What is asked: Omit the images. Copy each entry word for word.

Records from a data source
************

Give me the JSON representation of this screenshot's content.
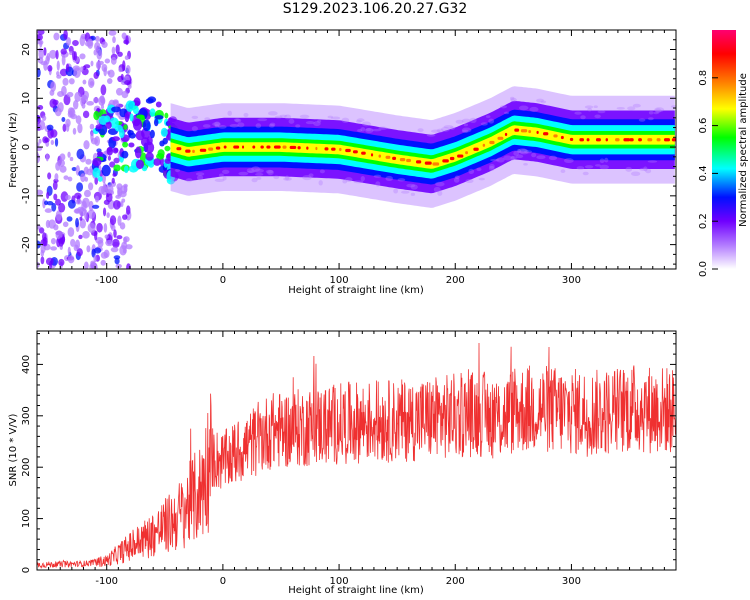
{
  "title": "S129.2023.106.20.27.G32",
  "chart_data": [
    {
      "type": "heatmap",
      "xlabel": "Height of straight line (km)",
      "ylabel": "Frequency (Hz)",
      "xlim": [
        -160,
        390
      ],
      "ylim": [
        -25,
        24
      ],
      "xticks": [
        -100,
        0,
        100,
        200,
        300
      ],
      "yticks": [
        -20,
        -10,
        0,
        10,
        20
      ],
      "colorbar": {
        "label": "Normalized spectral amplitude",
        "range": [
          0.0,
          1.0
        ],
        "ticks": [
          0.0,
          0.2,
          0.4,
          0.6,
          0.8
        ],
        "colormap": [
          "#ffffff",
          "#b27bff",
          "#7000ff",
          "#0010ff",
          "#00ffff",
          "#00ff00",
          "#ffff00",
          "#ff8000",
          "#ff0000",
          "#ff0070"
        ]
      },
      "ridge": {
        "x": [
          -110,
          -80,
          -60,
          -45,
          -30,
          0,
          50,
          100,
          150,
          180,
          200,
          230,
          250,
          270,
          300,
          330,
          360,
          390
        ],
        "y": [
          0,
          2,
          3,
          0,
          -1,
          0,
          0,
          -0.5,
          -2.5,
          -3.5,
          -2,
          1,
          3.5,
          3,
          1.5,
          1.5,
          1.5,
          1.5
        ]
      }
    },
    {
      "type": "line",
      "xlabel": "Height of straight line (km)",
      "ylabel": "SNR (10 * V/V)",
      "xlim": [
        -160,
        390
      ],
      "ylim": [
        0,
        465
      ],
      "xticks": [
        -100,
        0,
        100,
        200,
        300
      ],
      "yticks": [
        0,
        100,
        200,
        300,
        400
      ],
      "color": "#ef3030",
      "series": [
        {
          "x": [
            -160,
            -120,
            -100,
            -80,
            -60,
            -40,
            -20,
            -10,
            0,
            20,
            40,
            60,
            80,
            100,
            120,
            150,
            180,
            200,
            220,
            240,
            250,
            270,
            290,
            320,
            350,
            390
          ],
          "y": [
            10,
            12,
            18,
            45,
            70,
            100,
            150,
            220,
            210,
            240,
            270,
            275,
            280,
            285,
            288,
            290,
            295,
            300,
            305,
            295,
            310,
            315,
            310,
            305,
            315,
            310
          ]
        }
      ]
    }
  ]
}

************

Full output:
Give me the JSON representation of this screenshot's content.
{
  "title": "S129.2023.106.20.27.G32",
  "chart_data": [
    {
      "type": "heatmap",
      "xlabel": "Height of straight line (km)",
      "ylabel": "Frequency (Hz)",
      "xlim": [
        -160,
        390
      ],
      "ylim": [
        -25,
        24
      ],
      "xticks": [
        -100,
        0,
        100,
        200,
        300
      ],
      "yticks": [
        -20,
        -10,
        0,
        10,
        20
      ],
      "colorbar": {
        "label": "Normalized spectral amplitude",
        "range": [
          0.0,
          1.0
        ],
        "ticks": [
          0.0,
          0.2,
          0.4,
          0.6,
          0.8
        ],
        "colormap": [
          "#ffffff",
          "#b27bff",
          "#7000ff",
          "#0010ff",
          "#00ffff",
          "#00ff00",
          "#ffff00",
          "#ff8000",
          "#ff0000",
          "#ff0070"
        ]
      },
      "ridge": {
        "x": [
          -110,
          -80,
          -60,
          -45,
          -30,
          0,
          50,
          100,
          150,
          180,
          200,
          230,
          250,
          270,
          300,
          330,
          360,
          390
        ],
        "y": [
          0,
          2,
          3,
          0,
          -1,
          0,
          0,
          -0.5,
          -2.5,
          -3.5,
          -2,
          1,
          3.5,
          3,
          1.5,
          1.5,
          1.5,
          1.5
        ]
      }
    },
    {
      "type": "line",
      "xlabel": "Height of straight line (km)",
      "ylabel": "SNR (10 * V/V)",
      "xlim": [
        -160,
        390
      ],
      "ylim": [
        0,
        465
      ],
      "xticks": [
        -100,
        0,
        100,
        200,
        300
      ],
      "yticks": [
        0,
        100,
        200,
        300,
        400
      ],
      "color": "#ef3030",
      "series": [
        {
          "x": [
            -160,
            -120,
            -100,
            -80,
            -60,
            -40,
            -20,
            -10,
            0,
            20,
            40,
            60,
            80,
            100,
            120,
            150,
            180,
            200,
            220,
            240,
            250,
            270,
            290,
            320,
            350,
            390
          ],
          "y": [
            10,
            12,
            18,
            45,
            70,
            100,
            150,
            220,
            210,
            240,
            270,
            275,
            280,
            285,
            288,
            290,
            295,
            300,
            305,
            295,
            310,
            315,
            310,
            305,
            315,
            310
          ]
        }
      ]
    }
  ]
}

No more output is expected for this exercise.